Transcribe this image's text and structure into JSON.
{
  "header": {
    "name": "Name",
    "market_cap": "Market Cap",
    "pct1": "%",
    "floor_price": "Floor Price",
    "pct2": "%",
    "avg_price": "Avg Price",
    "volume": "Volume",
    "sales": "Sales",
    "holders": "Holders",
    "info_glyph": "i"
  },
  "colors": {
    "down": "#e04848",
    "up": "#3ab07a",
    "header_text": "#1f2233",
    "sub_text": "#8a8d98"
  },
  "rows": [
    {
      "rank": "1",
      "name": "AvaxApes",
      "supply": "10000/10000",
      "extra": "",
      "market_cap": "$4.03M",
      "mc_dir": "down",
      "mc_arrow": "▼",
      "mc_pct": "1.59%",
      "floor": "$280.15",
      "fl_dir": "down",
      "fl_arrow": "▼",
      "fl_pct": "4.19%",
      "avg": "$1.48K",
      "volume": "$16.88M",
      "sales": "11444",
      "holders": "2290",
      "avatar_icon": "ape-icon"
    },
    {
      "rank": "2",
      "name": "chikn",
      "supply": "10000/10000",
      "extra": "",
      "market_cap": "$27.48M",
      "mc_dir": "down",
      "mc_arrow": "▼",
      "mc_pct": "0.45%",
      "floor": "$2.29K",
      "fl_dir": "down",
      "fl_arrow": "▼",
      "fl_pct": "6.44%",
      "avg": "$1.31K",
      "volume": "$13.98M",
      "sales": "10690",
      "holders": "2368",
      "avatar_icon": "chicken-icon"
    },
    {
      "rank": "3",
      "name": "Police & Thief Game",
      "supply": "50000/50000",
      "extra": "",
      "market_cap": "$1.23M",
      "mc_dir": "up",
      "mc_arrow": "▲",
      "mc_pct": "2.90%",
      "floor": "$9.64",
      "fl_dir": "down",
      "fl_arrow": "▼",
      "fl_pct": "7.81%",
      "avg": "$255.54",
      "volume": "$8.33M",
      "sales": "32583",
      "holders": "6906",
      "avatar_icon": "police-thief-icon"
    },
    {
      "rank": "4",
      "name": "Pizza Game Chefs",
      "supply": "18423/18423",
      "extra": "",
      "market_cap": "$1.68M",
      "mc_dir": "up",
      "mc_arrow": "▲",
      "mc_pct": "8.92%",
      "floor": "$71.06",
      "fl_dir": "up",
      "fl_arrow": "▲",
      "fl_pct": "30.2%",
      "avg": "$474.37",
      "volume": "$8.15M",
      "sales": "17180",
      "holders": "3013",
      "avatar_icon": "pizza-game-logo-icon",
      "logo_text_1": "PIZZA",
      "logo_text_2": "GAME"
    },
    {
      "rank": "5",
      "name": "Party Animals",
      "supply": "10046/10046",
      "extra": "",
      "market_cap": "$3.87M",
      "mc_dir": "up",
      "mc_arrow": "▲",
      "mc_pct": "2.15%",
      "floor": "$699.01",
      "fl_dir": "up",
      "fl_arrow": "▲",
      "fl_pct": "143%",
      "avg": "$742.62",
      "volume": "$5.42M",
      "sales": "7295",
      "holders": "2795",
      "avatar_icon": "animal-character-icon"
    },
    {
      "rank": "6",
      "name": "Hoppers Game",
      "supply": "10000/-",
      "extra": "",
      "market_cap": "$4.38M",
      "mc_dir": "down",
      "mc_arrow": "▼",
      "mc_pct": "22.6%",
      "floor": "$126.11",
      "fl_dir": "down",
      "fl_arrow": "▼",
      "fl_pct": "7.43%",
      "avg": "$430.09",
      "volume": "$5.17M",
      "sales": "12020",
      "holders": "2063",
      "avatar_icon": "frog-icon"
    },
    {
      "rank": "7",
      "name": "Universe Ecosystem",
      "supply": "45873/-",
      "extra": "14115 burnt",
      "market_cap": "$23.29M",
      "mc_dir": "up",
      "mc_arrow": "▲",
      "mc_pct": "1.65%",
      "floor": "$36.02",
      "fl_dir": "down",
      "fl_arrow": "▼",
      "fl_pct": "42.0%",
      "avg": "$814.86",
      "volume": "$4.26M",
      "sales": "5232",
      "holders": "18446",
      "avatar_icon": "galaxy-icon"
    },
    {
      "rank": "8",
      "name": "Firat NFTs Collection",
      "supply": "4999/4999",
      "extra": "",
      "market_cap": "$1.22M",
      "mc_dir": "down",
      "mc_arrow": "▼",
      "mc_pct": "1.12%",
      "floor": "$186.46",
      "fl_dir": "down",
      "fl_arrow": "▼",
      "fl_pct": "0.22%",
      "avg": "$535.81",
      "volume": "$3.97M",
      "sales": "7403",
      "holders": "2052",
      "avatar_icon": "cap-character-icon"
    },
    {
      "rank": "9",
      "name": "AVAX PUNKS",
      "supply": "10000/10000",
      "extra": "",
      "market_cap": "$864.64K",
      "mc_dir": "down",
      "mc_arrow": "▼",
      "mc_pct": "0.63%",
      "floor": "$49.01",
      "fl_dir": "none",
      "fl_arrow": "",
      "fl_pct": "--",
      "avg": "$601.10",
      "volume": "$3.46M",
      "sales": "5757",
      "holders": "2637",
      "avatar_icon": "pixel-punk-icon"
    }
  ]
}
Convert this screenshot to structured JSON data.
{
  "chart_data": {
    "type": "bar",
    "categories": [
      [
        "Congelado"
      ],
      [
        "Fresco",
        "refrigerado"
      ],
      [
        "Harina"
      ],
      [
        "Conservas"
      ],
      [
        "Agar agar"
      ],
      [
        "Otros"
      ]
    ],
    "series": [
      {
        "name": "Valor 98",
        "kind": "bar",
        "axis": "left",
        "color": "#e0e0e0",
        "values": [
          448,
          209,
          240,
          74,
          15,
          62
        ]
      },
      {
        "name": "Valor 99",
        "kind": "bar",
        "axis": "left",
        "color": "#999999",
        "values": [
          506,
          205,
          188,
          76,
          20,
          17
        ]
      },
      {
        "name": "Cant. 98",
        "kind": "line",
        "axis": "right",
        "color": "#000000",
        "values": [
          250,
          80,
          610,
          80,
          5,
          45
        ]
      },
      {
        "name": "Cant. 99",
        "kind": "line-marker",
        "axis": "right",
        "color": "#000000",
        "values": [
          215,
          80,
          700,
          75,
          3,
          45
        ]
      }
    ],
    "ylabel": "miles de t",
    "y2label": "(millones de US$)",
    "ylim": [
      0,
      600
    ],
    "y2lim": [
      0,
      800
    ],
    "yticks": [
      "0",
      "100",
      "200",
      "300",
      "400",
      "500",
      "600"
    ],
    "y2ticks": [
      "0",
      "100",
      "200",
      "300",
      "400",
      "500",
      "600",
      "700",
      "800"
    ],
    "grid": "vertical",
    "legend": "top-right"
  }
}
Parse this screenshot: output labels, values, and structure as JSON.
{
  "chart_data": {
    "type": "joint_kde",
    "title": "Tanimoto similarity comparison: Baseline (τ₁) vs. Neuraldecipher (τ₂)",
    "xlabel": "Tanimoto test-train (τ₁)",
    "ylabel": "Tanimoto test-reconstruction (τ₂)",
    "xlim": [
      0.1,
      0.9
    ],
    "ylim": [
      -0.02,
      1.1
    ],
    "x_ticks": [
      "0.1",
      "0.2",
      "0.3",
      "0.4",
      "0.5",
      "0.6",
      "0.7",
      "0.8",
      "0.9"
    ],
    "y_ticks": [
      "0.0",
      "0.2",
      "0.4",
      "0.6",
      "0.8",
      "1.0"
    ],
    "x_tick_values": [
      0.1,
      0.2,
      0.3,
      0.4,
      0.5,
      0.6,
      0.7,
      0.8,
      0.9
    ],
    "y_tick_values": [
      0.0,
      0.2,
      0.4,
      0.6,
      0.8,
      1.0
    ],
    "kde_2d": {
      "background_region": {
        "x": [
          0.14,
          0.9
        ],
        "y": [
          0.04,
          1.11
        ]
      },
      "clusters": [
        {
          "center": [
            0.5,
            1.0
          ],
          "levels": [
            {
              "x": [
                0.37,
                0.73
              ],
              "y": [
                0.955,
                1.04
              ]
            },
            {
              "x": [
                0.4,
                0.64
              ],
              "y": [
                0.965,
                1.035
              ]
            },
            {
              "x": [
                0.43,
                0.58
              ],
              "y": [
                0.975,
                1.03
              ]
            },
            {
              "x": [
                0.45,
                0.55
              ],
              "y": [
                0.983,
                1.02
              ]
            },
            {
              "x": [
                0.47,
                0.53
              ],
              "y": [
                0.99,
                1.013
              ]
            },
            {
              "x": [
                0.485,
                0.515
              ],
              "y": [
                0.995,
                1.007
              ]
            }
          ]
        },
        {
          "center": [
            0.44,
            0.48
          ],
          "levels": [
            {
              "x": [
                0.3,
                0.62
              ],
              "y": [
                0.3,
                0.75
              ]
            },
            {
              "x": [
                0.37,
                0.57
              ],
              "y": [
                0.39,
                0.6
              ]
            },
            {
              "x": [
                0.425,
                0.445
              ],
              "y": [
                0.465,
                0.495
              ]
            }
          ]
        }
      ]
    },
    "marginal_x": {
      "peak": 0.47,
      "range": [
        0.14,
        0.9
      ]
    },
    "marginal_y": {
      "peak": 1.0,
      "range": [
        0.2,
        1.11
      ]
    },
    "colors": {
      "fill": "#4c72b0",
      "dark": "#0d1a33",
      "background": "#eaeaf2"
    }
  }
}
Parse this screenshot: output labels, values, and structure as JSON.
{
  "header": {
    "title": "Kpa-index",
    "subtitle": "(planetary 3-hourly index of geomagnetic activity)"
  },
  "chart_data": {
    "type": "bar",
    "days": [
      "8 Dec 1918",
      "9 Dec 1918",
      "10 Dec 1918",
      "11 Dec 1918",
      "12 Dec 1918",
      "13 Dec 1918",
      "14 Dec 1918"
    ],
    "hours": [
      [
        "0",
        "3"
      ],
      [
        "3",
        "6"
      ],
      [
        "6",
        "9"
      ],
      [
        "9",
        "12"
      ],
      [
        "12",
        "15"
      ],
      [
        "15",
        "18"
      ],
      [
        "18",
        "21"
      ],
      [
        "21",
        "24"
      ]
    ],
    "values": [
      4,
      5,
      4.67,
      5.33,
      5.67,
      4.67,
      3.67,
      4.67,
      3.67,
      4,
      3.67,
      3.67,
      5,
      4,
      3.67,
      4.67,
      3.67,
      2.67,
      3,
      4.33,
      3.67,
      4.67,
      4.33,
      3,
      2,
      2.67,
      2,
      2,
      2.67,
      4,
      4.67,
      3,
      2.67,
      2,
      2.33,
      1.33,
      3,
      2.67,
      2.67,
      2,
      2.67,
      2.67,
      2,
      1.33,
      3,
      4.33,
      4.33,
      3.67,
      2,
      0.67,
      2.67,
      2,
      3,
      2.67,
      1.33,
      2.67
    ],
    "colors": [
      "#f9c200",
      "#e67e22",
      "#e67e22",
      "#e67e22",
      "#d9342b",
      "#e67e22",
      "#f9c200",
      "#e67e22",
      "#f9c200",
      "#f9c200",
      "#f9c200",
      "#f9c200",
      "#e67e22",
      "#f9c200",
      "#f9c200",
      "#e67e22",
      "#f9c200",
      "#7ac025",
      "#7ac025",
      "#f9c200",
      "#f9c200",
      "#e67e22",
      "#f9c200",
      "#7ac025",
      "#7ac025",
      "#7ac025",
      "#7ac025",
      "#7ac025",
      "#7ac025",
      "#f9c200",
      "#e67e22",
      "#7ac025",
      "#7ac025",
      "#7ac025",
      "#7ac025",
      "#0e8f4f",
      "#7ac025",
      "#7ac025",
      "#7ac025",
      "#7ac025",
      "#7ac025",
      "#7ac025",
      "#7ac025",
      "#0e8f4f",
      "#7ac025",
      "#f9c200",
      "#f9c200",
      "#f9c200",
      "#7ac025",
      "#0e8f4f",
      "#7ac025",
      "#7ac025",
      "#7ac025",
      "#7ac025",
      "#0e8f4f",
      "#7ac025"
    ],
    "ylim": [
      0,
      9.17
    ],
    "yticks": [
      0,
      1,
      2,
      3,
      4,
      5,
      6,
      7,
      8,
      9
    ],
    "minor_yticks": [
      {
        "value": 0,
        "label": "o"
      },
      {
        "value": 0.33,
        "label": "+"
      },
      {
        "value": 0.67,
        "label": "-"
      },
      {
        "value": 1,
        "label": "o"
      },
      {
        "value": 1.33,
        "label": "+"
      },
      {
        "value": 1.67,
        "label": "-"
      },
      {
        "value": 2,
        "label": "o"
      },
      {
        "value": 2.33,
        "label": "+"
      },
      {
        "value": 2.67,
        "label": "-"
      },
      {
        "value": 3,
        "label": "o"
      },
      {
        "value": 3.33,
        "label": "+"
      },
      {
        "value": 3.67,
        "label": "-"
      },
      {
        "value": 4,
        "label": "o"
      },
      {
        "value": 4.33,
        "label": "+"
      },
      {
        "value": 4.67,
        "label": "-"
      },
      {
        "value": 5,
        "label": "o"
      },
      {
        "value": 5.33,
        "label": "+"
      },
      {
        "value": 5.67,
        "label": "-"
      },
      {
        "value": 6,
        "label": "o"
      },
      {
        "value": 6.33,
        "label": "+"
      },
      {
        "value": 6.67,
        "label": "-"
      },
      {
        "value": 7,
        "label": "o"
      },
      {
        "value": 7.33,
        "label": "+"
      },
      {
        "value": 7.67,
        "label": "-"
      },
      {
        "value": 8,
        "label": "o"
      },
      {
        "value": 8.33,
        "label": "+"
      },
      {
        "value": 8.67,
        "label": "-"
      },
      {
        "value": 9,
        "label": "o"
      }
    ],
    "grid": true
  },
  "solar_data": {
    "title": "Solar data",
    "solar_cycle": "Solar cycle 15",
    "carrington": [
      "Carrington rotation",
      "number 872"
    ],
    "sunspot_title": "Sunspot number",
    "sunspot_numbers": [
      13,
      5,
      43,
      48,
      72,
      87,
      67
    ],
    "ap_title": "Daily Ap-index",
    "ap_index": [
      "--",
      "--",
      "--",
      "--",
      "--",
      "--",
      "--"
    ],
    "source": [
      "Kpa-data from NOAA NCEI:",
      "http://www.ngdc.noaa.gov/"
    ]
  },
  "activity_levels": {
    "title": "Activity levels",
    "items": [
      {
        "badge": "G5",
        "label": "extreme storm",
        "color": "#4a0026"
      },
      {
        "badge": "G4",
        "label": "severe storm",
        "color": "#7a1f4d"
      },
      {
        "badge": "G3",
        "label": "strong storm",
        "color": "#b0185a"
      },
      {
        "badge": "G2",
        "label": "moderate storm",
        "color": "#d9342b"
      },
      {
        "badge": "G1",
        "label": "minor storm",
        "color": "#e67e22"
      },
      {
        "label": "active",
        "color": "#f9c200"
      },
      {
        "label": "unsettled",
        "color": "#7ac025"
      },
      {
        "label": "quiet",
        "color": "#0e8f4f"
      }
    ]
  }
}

┄┄┄┄┄┄┄┄┄┄

● Task directions: Show the lines that mention the word "this".

● Result:
Transcribe this image's text and structure into JSON.
Convert this screenshot to structured JSON data.
Parse this screenshot: output labels, values, and structure as JSON.
Parse this screenshot: output labels, values, and structure as JSON.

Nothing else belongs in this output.